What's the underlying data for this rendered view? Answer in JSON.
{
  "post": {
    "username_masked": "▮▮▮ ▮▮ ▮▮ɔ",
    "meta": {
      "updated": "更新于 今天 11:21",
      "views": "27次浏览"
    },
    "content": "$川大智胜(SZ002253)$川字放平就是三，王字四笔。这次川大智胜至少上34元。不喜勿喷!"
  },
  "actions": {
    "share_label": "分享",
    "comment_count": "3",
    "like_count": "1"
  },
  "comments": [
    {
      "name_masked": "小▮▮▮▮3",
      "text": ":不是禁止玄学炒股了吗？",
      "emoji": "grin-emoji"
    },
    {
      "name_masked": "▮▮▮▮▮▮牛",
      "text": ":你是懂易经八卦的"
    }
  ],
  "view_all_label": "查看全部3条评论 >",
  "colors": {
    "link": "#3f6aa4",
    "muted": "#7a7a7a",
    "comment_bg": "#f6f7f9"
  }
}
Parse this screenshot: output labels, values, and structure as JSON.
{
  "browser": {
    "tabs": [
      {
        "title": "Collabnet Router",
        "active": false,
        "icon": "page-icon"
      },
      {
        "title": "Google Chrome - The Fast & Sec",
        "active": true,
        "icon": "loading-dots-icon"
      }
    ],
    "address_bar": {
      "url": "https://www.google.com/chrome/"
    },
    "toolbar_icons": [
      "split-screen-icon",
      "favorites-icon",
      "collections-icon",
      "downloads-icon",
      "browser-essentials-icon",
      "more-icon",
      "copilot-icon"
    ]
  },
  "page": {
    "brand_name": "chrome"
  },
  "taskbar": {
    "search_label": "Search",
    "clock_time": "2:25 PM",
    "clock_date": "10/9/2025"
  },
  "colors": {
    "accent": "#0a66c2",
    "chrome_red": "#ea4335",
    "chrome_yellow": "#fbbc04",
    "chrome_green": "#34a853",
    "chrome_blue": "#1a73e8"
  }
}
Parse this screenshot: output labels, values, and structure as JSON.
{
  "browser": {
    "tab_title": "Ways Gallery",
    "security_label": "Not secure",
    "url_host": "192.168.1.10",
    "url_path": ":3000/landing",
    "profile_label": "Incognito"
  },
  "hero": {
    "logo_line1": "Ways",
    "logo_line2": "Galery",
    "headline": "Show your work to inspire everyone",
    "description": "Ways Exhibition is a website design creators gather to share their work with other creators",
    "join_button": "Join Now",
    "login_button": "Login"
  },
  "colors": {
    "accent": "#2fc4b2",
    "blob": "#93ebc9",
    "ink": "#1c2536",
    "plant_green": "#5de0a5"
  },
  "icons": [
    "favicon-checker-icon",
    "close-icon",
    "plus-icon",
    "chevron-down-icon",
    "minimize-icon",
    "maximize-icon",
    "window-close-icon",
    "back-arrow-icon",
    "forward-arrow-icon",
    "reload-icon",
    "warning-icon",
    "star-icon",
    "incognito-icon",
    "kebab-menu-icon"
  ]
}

┄┄┄┄┄┄┄┄┄┄┄┄┄┄┄┄┄┄┄┄

→ Written task:
Repeat each record exactly, leaving nothing out.

→ The result:
What's the underlying data for this rendered view? Answer in JSON.
{
  "post": {
    "username_masked": "▮▮▮ ▮▮ ▮▮ɔ",
    "meta": {
      "updated": "更新于 今天 11:21",
      "views": "27次浏览"
    },
    "content": "$川大智胜(SZ002253)$川字放平就是三，王字四笔。这次川大智胜至少上34元。不喜勿喷!"
  },
  "actions": {
    "share_label": "分享",
    "comment_count": "3",
    "like_count": "1"
  },
  "comments": [
    {
      "name_masked": "小▮▮▮▮3",
      "text": ":不是禁止玄学炒股了吗？",
      "emoji": "grin-emoji"
    },
    {
      "name_masked": "▮▮▮▮▮▮牛",
      "text": ":你是懂易经八卦的"
    }
  ],
  "view_all_label": "查看全部3条评论 >",
  "colors": {
    "link": "#3f6aa4",
    "muted": "#7a7a7a",
    "comment_bg": "#f6f7f9"
  }
}
Parse this screenshot: output labels, values, and structure as JSON.
{
  "browser": {
    "tabs": [
      {
        "title": "Collabnet Router",
        "active": false,
        "icon": "page-icon"
      },
      {
        "title": "Google Chrome - The Fast & Sec",
        "active": true,
        "icon": "loading-dots-icon"
      }
    ],
    "address_bar": {
      "url": "https://www.google.com/chrome/"
    },
    "toolbar_icons": [
      "split-screen-icon",
      "favorites-icon",
      "collections-icon",
      "downloads-icon",
      "browser-essentials-icon",
      "more-icon",
      "copilot-icon"
    ]
  },
  "page": {
    "brand_name": "chrome"
  },
  "taskbar": {
    "search_label": "Search",
    "clock_time": "2:25 PM",
    "clock_date": "10/9/2025"
  },
  "colors": {
    "accent": "#0a66c2",
    "chrome_red": "#ea4335",
    "chrome_yellow": "#fbbc04",
    "chrome_green": "#34a853",
    "chrome_blue": "#1a73e8"
  }
}
Parse this screenshot: output labels, values, and structure as JSON.
{
  "browser": {
    "tab_title": "Ways Gallery",
    "security_label": "Not secure",
    "url_host": "192.168.1.10",
    "url_path": ":3000/landing",
    "profile_label": "Incognito"
  },
  "hero": {
    "logo_line1": "Ways",
    "logo_line2": "Galery",
    "headline": "Show your work to inspire everyone",
    "description": "Ways Exhibition is a website design creators gather to share their work with other creators",
    "join_button": "Join Now",
    "login_button": "Login"
  },
  "colors": {
    "accent": "#2fc4b2",
    "blob": "#93ebc9",
    "ink": "#1c2536",
    "plant_green": "#5de0a5"
  },
  "icons": [
    "favicon-checker-icon",
    "close-icon",
    "plus-icon",
    "chevron-down-icon",
    "minimize-icon",
    "maximize-icon",
    "window-close-icon",
    "back-arrow-icon",
    "forward-arrow-icon",
    "reload-icon",
    "warning-icon",
    "star-icon",
    "incognito-icon",
    "kebab-menu-icon"
  ]
}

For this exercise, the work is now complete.